(Records from a collection of figures)

*-*-*

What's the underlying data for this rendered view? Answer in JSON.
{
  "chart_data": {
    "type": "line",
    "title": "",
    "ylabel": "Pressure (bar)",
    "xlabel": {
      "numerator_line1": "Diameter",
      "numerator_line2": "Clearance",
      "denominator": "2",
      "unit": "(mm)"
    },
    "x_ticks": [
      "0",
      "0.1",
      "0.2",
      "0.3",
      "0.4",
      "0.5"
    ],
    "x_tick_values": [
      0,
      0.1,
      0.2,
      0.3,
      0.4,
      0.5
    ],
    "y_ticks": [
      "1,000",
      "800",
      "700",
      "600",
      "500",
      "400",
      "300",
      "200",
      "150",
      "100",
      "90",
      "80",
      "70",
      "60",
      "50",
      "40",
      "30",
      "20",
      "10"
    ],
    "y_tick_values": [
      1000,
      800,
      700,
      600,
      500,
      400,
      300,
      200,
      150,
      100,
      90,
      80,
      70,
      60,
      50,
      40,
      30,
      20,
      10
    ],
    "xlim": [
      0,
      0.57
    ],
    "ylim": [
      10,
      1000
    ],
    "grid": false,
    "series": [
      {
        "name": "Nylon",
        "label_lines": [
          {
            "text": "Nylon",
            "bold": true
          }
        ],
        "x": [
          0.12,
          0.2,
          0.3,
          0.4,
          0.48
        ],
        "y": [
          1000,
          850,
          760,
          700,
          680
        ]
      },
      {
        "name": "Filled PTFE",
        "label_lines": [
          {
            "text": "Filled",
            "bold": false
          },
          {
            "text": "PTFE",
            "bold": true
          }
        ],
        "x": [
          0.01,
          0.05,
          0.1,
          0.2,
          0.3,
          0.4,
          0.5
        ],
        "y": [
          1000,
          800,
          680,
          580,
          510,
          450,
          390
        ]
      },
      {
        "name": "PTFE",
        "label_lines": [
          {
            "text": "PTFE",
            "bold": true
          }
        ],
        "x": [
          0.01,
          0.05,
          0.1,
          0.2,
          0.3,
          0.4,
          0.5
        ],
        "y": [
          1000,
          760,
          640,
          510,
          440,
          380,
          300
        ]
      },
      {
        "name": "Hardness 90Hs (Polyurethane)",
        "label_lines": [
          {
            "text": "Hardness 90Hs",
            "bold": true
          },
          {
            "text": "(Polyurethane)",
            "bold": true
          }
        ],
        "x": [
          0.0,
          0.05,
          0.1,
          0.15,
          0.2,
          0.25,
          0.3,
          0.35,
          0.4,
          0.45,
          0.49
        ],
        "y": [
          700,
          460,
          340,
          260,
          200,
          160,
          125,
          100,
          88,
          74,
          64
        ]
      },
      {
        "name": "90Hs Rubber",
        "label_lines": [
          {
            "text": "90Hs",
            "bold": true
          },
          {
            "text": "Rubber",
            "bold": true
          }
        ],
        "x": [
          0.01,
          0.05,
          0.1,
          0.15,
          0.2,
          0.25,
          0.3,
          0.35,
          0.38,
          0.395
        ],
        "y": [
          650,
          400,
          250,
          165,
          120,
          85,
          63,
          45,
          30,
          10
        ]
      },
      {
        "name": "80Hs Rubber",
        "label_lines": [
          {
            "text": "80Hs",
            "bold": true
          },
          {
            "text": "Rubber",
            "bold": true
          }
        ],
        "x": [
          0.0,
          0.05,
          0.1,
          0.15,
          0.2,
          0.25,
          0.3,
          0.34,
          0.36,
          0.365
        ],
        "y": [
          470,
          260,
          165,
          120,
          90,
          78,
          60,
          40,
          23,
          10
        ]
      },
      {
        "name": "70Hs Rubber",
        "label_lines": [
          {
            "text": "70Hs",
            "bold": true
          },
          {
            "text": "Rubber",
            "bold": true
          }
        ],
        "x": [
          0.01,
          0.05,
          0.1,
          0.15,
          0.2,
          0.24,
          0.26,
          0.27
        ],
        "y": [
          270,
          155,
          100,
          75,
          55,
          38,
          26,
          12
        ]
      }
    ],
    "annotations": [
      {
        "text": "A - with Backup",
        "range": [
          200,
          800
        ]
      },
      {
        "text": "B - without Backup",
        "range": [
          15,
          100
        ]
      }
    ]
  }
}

*-*-*

Go through the material above line by line and copy it exactly.

Reply to the exercise:
What's the underlying data for this rendered view? Answer in JSON.
{
  "chart_data": {
    "type": "line",
    "title": "",
    "ylabel": "Pressure (bar)",
    "xlabel": {
      "numerator_line1": "Diameter",
      "numerator_line2": "Clearance",
      "denominator": "2",
      "unit": "(mm)"
    },
    "x_ticks": [
      "0",
      "0.1",
      "0.2",
      "0.3",
      "0.4",
      "0.5"
    ],
    "x_tick_values": [
      0,
      0.1,
      0.2,
      0.3,
      0.4,
      0.5
    ],
    "y_ticks": [
      "1,000",
      "800",
      "700",
      "600",
      "500",
      "400",
      "300",
      "200",
      "150",
      "100",
      "90",
      "80",
      "70",
      "60",
      "50",
      "40",
      "30",
      "20",
      "10"
    ],
    "y_tick_values": [
      1000,
      800,
      700,
      600,
      500,
      400,
      300,
      200,
      150,
      100,
      90,
      80,
      70,
      60,
      50,
      40,
      30,
      20,
      10
    ],
    "xlim": [
      0,
      0.57
    ],
    "ylim": [
      10,
      1000
    ],
    "grid": false,
    "series": [
      {
        "name": "Nylon",
        "label_lines": [
          {
            "text": "Nylon",
            "bold": true
          }
        ],
        "x": [
          0.12,
          0.2,
          0.3,
          0.4,
          0.48
        ],
        "y": [
          1000,
          850,
          760,
          700,
          680
        ]
      },
      {
        "name": "Filled PTFE",
        "label_lines": [
          {
            "text": "Filled",
            "bold": false
          },
          {
            "text": "PTFE",
            "bold": true
          }
        ],
        "x": [
          0.01,
          0.05,
          0.1,
          0.2,
          0.3,
          0.4,
          0.5
        ],
        "y": [
          1000,
          800,
          680,
          580,
          510,
          450,
          390
        ]
      },
      {
        "name": "PTFE",
        "label_lines": [
          {
            "text": "PTFE",
            "bold": true
          }
        ],
        "x": [
          0.01,
          0.05,
          0.1,
          0.2,
          0.3,
          0.4,
          0.5
        ],
        "y": [
          1000,
          760,
          640,
          510,
          440,
          380,
          300
        ]
      },
      {
        "name": "Hardness 90Hs (Polyurethane)",
        "label_lines": [
          {
            "text": "Hardness 90Hs",
            "bold": true
          },
          {
            "text": "(Polyurethane)",
            "bold": true
          }
        ],
        "x": [
          0.0,
          0.05,
          0.1,
          0.15,
          0.2,
          0.25,
          0.3,
          0.35,
          0.4,
          0.45,
          0.49
        ],
        "y": [
          700,
          460,
          340,
          260,
          200,
          160,
          125,
          100,
          88,
          74,
          64
        ]
      },
      {
        "name": "90Hs Rubber",
        "label_lines": [
          {
            "text": "90Hs",
            "bold": true
          },
          {
            "text": "Rubber",
            "bold": true
          }
        ],
        "x": [
          0.01,
          0.05,
          0.1,
          0.15,
          0.2,
          0.25,
          0.3,
          0.35,
          0.38,
          0.395
        ],
        "y": [
          650,
          400,
          250,
          165,
          120,
          85,
          63,
          45,
          30,
          10
        ]
      },
      {
        "name": "80Hs Rubber",
        "label_lines": [
          {
            "text": "80Hs",
            "bold": true
          },
          {
            "text": "Rubber",
            "bold": true
          }
        ],
        "x": [
          0.0,
          0.05,
          0.1,
          0.15,
          0.2,
          0.25,
          0.3,
          0.34,
          0.36,
          0.365
        ],
        "y": [
          470,
          260,
          165,
          120,
          90,
          78,
          60,
          40,
          23,
          10
        ]
      },
      {
        "name": "70Hs Rubber",
        "label_lines": [
          {
            "text": "70Hs",
            "bold": true
          },
          {
            "text": "Rubber",
            "bold": true
          }
        ],
        "x": [
          0.01,
          0.05,
          0.1,
          0.15,
          0.2,
          0.24,
          0.26,
          0.27
        ],
        "y": [
          270,
          155,
          100,
          75,
          55,
          38,
          26,
          12
        ]
      }
    ],
    "annotations": [
      {
        "text": "A - with Backup",
        "range": [
          200,
          800
        ]
      },
      {
        "text": "B - without Backup",
        "range": [
          15,
          100
        ]
      }
    ]
  }
}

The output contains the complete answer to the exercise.